TASK STATEMENT
Gather each line containing the string "Seven" from these entries.

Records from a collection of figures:
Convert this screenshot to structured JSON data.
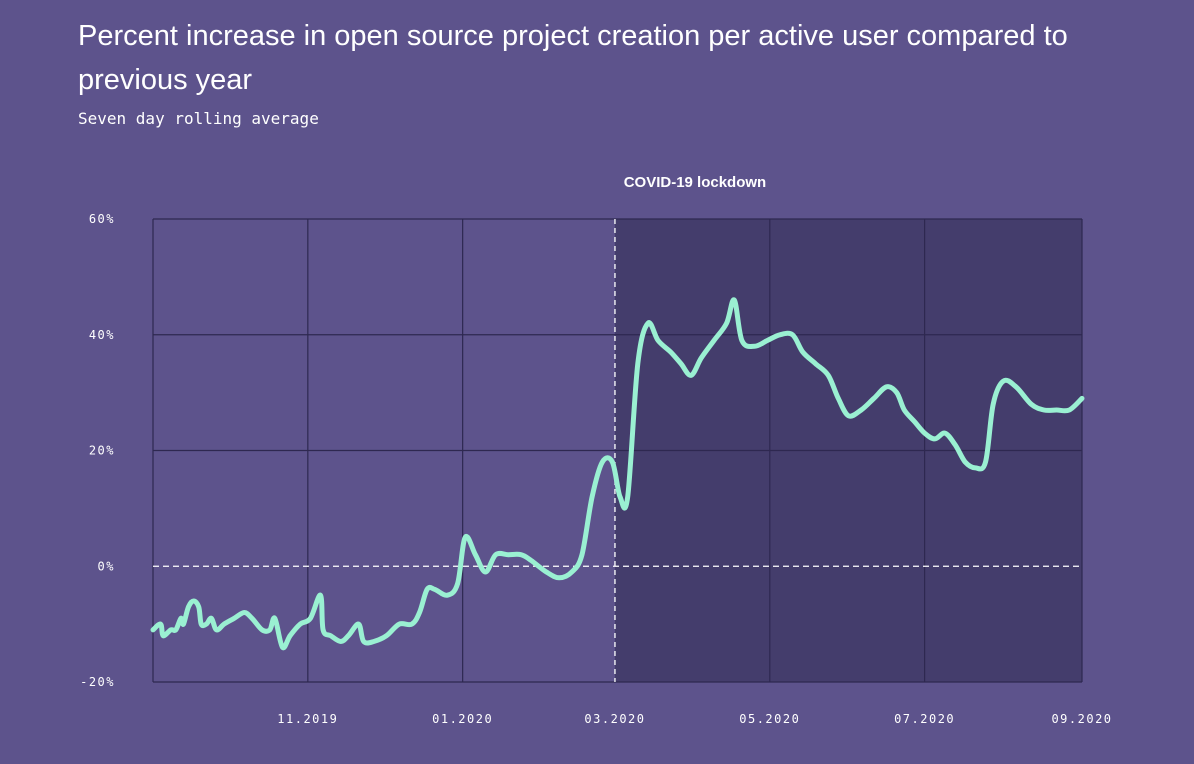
{
  "title": "Percent increase in open source project creation per active user compared to previous year",
  "subtitle": "Seven day rolling average",
  "colors": {
    "background": "#5d538c",
    "shaded_region": "#443d6c",
    "line": "#9af0d2",
    "grid": "#2e2850"
  },
  "chart_data": {
    "type": "line",
    "title": "Percent increase in open source project creation per active user compared to previous year",
    "subtitle": "Seven day rolling average",
    "xlabel": "",
    "ylabel": "",
    "x_range": [
      "2019-09-01",
      "2020-09-01"
    ],
    "ylim": [
      -20,
      60
    ],
    "y_ticks": [
      60,
      40,
      20,
      0,
      -20
    ],
    "y_tick_labels": [
      "60%",
      "40%",
      "20%",
      "0%",
      "-20%"
    ],
    "x_ticks": [
      "2019-11-01",
      "2020-01-01",
      "2020-03-01",
      "2020-05-01",
      "2020-07-01",
      "2020-09-01"
    ],
    "x_tick_labels": [
      "11.2019",
      "01.2020",
      "03.2020",
      "05.2020",
      "07.2020",
      "09.2020"
    ],
    "grid": true,
    "zero_line": "dashed",
    "annotation": {
      "label": "COVID-19 lockdown",
      "date": "2020-03-01",
      "shaded_until": "2020-09-01"
    },
    "series": [
      {
        "points": [
          [
            "2019-09-01",
            -11
          ],
          [
            "2019-09-04",
            -10
          ],
          [
            "2019-09-05",
            -12
          ],
          [
            "2019-09-08",
            -11
          ],
          [
            "2019-09-10",
            -11
          ],
          [
            "2019-09-12",
            -9
          ],
          [
            "2019-09-13",
            -10
          ],
          [
            "2019-09-15",
            -7
          ],
          [
            "2019-09-17",
            -6
          ],
          [
            "2019-09-19",
            -7
          ],
          [
            "2019-09-20",
            -10
          ],
          [
            "2019-09-22",
            -10
          ],
          [
            "2019-09-24",
            -9
          ],
          [
            "2019-09-26",
            -11
          ],
          [
            "2019-09-29",
            -10
          ],
          [
            "2019-10-03",
            -9
          ],
          [
            "2019-10-07",
            -8
          ],
          [
            "2019-10-10",
            -9
          ],
          [
            "2019-10-14",
            -11
          ],
          [
            "2019-10-17",
            -11
          ],
          [
            "2019-10-19",
            -9
          ],
          [
            "2019-10-22",
            -14
          ],
          [
            "2019-10-25",
            -12
          ],
          [
            "2019-10-29",
            -10
          ],
          [
            "2019-11-02",
            -9
          ],
          [
            "2019-11-06",
            -5
          ],
          [
            "2019-11-07",
            -11
          ],
          [
            "2019-11-10",
            -12
          ],
          [
            "2019-11-14",
            -13
          ],
          [
            "2019-11-17",
            -12
          ],
          [
            "2019-11-21",
            -10
          ],
          [
            "2019-11-23",
            -13
          ],
          [
            "2019-11-27",
            -13
          ],
          [
            "2019-12-02",
            -12
          ],
          [
            "2019-12-07",
            -10
          ],
          [
            "2019-12-12",
            -10
          ],
          [
            "2019-12-15",
            -8
          ],
          [
            "2019-12-18",
            -4
          ],
          [
            "2019-12-21",
            -4
          ],
          [
            "2019-12-26",
            -5
          ],
          [
            "2019-12-30",
            -3
          ],
          [
            "2020-01-02",
            5
          ],
          [
            "2020-01-06",
            2
          ],
          [
            "2020-01-10",
            -1
          ],
          [
            "2020-01-14",
            2
          ],
          [
            "2020-01-19",
            2
          ],
          [
            "2020-01-24",
            2
          ],
          [
            "2020-01-28",
            1
          ],
          [
            "2020-02-03",
            -1
          ],
          [
            "2020-02-08",
            -2
          ],
          [
            "2020-02-13",
            -1
          ],
          [
            "2020-02-17",
            2
          ],
          [
            "2020-02-21",
            12
          ],
          [
            "2020-02-25",
            18
          ],
          [
            "2020-02-29",
            18
          ],
          [
            "2020-03-03",
            12
          ],
          [
            "2020-03-06",
            12
          ],
          [
            "2020-03-10",
            35
          ],
          [
            "2020-03-14",
            42
          ],
          [
            "2020-03-18",
            39
          ],
          [
            "2020-03-23",
            37
          ],
          [
            "2020-03-27",
            35
          ],
          [
            "2020-03-31",
            33
          ],
          [
            "2020-04-04",
            36
          ],
          [
            "2020-04-09",
            39
          ],
          [
            "2020-04-14",
            42
          ],
          [
            "2020-04-17",
            46
          ],
          [
            "2020-04-20",
            39
          ],
          [
            "2020-04-25",
            38
          ],
          [
            "2020-04-30",
            39
          ],
          [
            "2020-05-05",
            40
          ],
          [
            "2020-05-10",
            40
          ],
          [
            "2020-05-14",
            37
          ],
          [
            "2020-05-19",
            35
          ],
          [
            "2020-05-24",
            33
          ],
          [
            "2020-05-28",
            29
          ],
          [
            "2020-06-01",
            26
          ],
          [
            "2020-06-06",
            27
          ],
          [
            "2020-06-11",
            29
          ],
          [
            "2020-06-16",
            31
          ],
          [
            "2020-06-20",
            30
          ],
          [
            "2020-06-23",
            27
          ],
          [
            "2020-06-27",
            25
          ],
          [
            "2020-07-01",
            23
          ],
          [
            "2020-07-05",
            22
          ],
          [
            "2020-07-09",
            23
          ],
          [
            "2020-07-13",
            21
          ],
          [
            "2020-07-17",
            18
          ],
          [
            "2020-07-21",
            17
          ],
          [
            "2020-07-25",
            18
          ],
          [
            "2020-07-28",
            28
          ],
          [
            "2020-08-01",
            32
          ],
          [
            "2020-08-06",
            31
          ],
          [
            "2020-08-12",
            28
          ],
          [
            "2020-08-17",
            27
          ],
          [
            "2020-08-22",
            27
          ],
          [
            "2020-08-27",
            27
          ],
          [
            "2020-09-01",
            29
          ]
        ]
      }
    ]
  }
}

IN RESPONSE
  "subtitle": "Seven day rolling average",
    "subtitle": "Seven day rolling average",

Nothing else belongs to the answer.